» **Stated problem**
Return every record verbatim.

-------- Input rows

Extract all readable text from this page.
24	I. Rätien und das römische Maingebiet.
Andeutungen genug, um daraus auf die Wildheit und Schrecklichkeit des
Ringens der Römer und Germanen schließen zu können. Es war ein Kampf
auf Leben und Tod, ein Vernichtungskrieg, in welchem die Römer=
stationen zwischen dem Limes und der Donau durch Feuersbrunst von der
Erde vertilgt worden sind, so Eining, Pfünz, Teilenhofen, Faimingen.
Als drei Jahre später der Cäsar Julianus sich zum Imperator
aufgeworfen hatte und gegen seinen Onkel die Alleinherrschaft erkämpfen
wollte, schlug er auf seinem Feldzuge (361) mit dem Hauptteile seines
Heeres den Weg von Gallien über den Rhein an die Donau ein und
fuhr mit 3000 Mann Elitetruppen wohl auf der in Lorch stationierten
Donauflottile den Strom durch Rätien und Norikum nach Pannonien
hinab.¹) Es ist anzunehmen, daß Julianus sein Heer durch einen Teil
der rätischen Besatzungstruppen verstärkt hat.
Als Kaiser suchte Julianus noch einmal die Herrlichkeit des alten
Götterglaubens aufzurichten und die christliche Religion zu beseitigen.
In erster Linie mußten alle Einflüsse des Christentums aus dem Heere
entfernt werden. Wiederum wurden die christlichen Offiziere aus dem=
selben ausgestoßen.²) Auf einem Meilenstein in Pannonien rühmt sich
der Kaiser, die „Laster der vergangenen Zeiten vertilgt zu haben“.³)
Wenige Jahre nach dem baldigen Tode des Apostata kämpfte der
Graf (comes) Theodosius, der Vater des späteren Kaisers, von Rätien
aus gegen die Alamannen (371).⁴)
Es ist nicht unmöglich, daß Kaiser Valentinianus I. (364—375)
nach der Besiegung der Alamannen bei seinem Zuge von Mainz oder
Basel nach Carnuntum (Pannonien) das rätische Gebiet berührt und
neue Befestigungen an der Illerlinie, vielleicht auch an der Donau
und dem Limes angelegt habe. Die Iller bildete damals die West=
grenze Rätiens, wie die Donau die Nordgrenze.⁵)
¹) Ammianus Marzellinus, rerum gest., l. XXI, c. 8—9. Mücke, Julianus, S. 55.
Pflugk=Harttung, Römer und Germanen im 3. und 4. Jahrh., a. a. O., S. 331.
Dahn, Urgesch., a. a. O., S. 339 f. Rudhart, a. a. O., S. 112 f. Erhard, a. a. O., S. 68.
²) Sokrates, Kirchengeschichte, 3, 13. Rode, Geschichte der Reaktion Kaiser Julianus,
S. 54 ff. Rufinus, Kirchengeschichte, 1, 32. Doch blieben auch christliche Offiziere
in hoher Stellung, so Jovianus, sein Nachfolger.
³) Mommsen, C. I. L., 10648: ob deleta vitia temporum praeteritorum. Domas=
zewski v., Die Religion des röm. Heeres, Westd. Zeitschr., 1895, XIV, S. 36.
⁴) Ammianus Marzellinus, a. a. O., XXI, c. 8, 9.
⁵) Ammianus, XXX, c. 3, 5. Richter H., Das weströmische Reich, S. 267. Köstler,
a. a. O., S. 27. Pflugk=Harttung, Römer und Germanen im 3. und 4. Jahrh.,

----------------

» **Result below**
Extract all readable text from this page.
24	I. Rätien und das römische Maingebiet.
Andeutungen genug, um daraus auf die Wildheit und Schrecklichkeit des
Ringens der Römer und Germanen schließen zu können. Es war ein Kampf
auf Leben und Tod, ein Vernichtungskrieg, in welchem die Römer=
stationen zwischen dem Limes und der Donau durch Feuersbrunst von der
Erde vertilgt worden sind, so Eining, Pfünz, Teilenhofen, Faimingen.
Als drei Jahre später der Cäsar Julianus sich zum Imperator
aufgeworfen hatte und gegen seinen Onkel die Alleinherrschaft erkämpfen
wollte, schlug er auf seinem Feldzuge (361) mit dem Hauptteile seines
Heeres den Weg von Gallien über den Rhein an die Donau ein und
fuhr mit 3000 Mann Elitetruppen wohl auf der in Lorch stationierten
Donauflottile den Strom durch Rätien und Norikum nach Pannonien
hinab.¹) Es ist anzunehmen, daß Julianus sein Heer durch einen Teil
der rätischen Besatzungstruppen verstärkt hat.
Als Kaiser suchte Julianus noch einmal die Herrlichkeit des alten
Götterglaubens aufzurichten und die christliche Religion zu beseitigen.
In erster Linie mußten alle Einflüsse des Christentums aus dem Heere
entfernt werden. Wiederum wurden die christlichen Offiziere aus dem=
selben ausgestoßen.²) Auf einem Meilenstein in Pannonien rühmt sich
der Kaiser, die „Laster der vergangenen Zeiten vertilgt zu haben“.³)
Wenige Jahre nach dem baldigen Tode des Apostata kämpfte der
Graf (comes) Theodosius, der Vater des späteren Kaisers, von Rätien
aus gegen die Alamannen (371).⁴)
Es ist nicht unmöglich, daß Kaiser Valentinianus I. (364—375)
nach der Besiegung der Alamannen bei seinem Zuge von Mainz oder
Basel nach Carnuntum (Pannonien) das rätische Gebiet berührt und
neue Befestigungen an der Illerlinie, vielleicht auch an der Donau
und dem Limes angelegt habe. Die Iller bildete damals die West=
grenze Rätiens, wie die Donau die Nordgrenze.⁵)
¹) Ammianus Marzellinus, rerum gest., l. XXI, c. 8—9. Mücke, Julianus, S. 55.
Pflugk=Harttung, Römer und Germanen im 3. und 4. Jahrh., a. a. O., S. 331.
Dahn, Urgesch., a. a. O., S. 339 f. Rudhart, a. a. O., S. 112 f. Erhard, a. a. O., S. 68.
²) Sokrates, Kirchengeschichte, 3, 13. Rode, Geschichte der Reaktion Kaiser Julianus,
S. 54 ff. Rufinus, Kirchengeschichte, 1, 32. Doch blieben auch christliche Offiziere
in hoher Stellung, so Jovianus, sein Nachfolger.
³) Mommsen, C. I. L., 10648: ob deleta vitia temporum praeteritorum. Domas=
zewski v., Die Religion des röm. Heeres, Westd. Zeitschr., 1895, XIV, S. 36.
⁴) Ammianus Marzellinus, a. a. O., XXI, c. 8, 9.
⁵) Ammianus, XXX, c. 3, 5. Richter H., Das weströmische Reich, S. 267. Köstler,
a. a. O., S. 27. Pflugk=Harttung, Römer und Germanen im 3. und 4. Jahrh.,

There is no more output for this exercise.